• [DATA]

------------------------

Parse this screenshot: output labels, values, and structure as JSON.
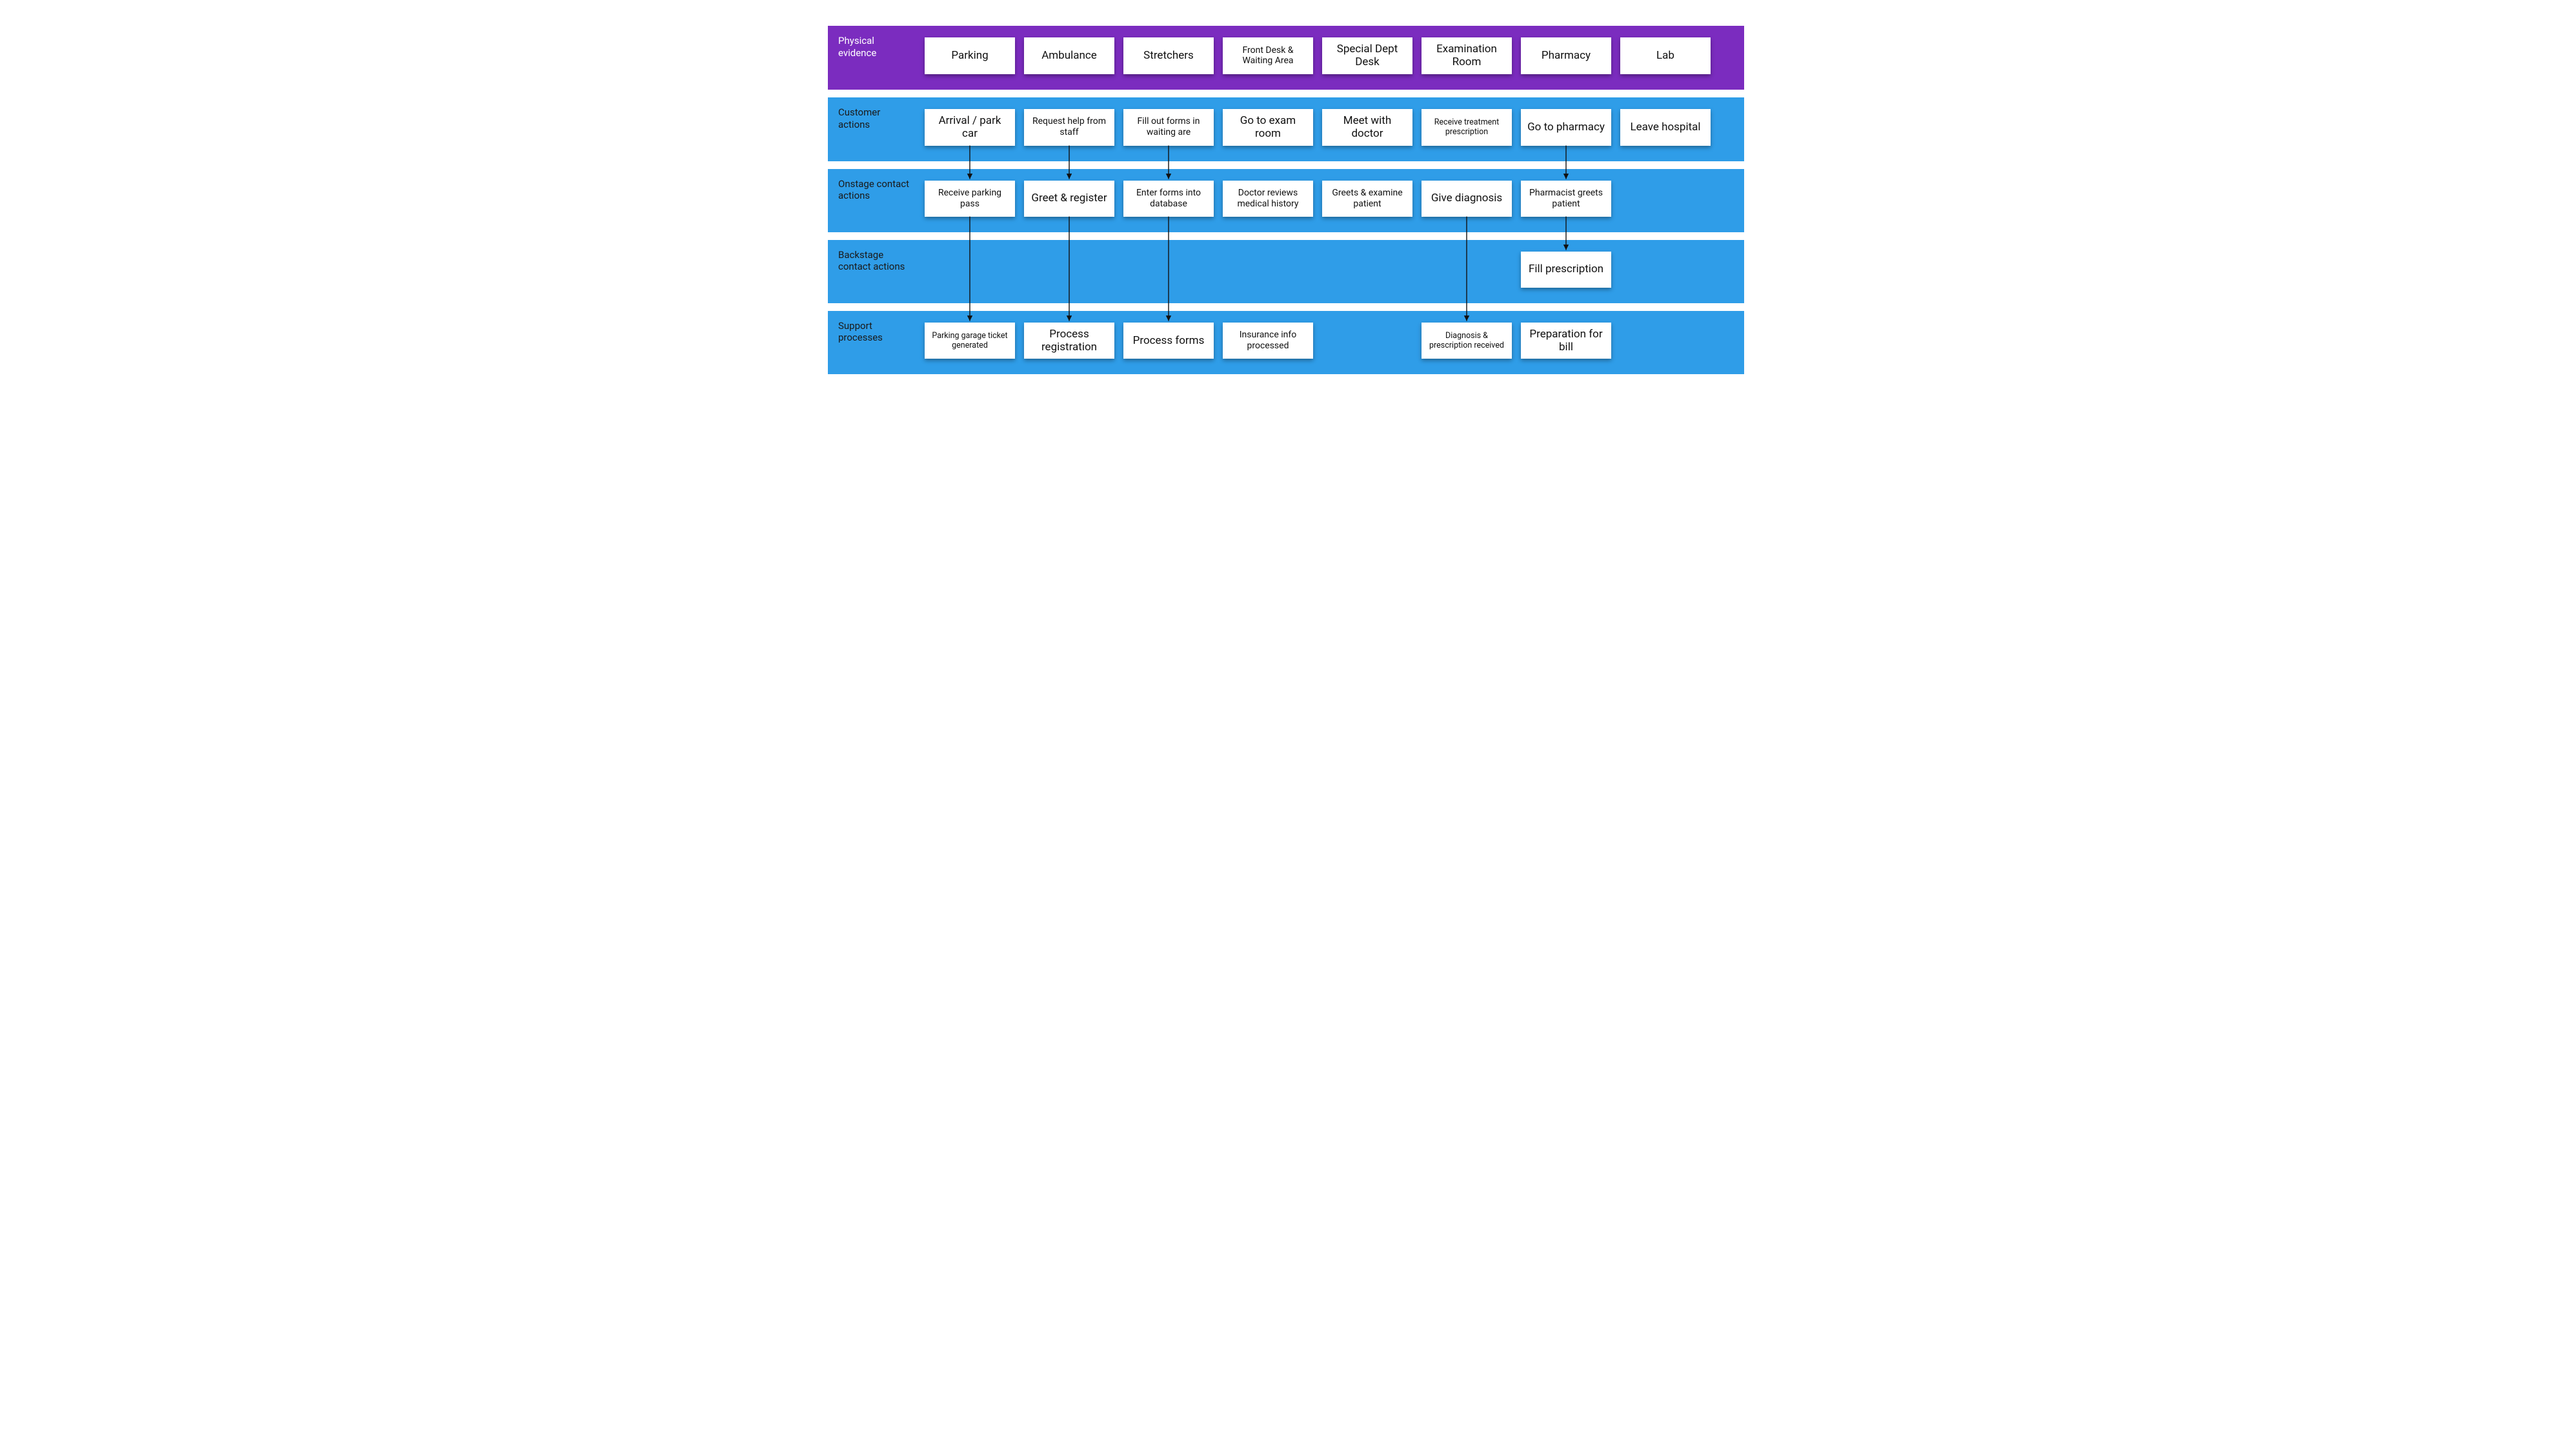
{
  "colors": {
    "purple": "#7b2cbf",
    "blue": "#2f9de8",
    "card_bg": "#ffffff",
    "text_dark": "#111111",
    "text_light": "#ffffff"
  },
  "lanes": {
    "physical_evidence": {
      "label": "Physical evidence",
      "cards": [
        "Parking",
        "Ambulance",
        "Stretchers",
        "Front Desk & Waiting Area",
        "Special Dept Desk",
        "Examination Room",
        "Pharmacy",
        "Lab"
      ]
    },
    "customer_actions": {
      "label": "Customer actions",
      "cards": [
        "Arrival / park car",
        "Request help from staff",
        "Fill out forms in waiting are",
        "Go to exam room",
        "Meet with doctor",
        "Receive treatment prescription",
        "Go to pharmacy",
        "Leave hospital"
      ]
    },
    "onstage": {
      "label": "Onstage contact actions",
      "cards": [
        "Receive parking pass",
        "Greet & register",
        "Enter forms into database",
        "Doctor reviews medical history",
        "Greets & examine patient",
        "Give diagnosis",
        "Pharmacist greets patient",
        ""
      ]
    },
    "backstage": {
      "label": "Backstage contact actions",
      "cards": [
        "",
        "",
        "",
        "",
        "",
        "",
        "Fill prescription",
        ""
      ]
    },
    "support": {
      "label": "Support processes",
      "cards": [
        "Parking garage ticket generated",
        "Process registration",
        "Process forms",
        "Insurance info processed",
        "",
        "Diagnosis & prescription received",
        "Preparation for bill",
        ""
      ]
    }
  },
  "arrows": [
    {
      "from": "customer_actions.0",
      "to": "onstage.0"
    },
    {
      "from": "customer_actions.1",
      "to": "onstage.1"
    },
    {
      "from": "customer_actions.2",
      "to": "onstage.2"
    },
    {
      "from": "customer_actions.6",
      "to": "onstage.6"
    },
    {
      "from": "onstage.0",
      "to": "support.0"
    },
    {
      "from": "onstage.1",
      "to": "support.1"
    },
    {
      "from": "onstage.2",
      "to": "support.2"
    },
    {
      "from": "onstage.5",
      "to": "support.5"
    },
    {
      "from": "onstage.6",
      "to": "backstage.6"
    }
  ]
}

------------------------

From the records above, pull out every line containing the word "Desk".

        "Front Desk & Waiting Area",
        "Special Dept Desk",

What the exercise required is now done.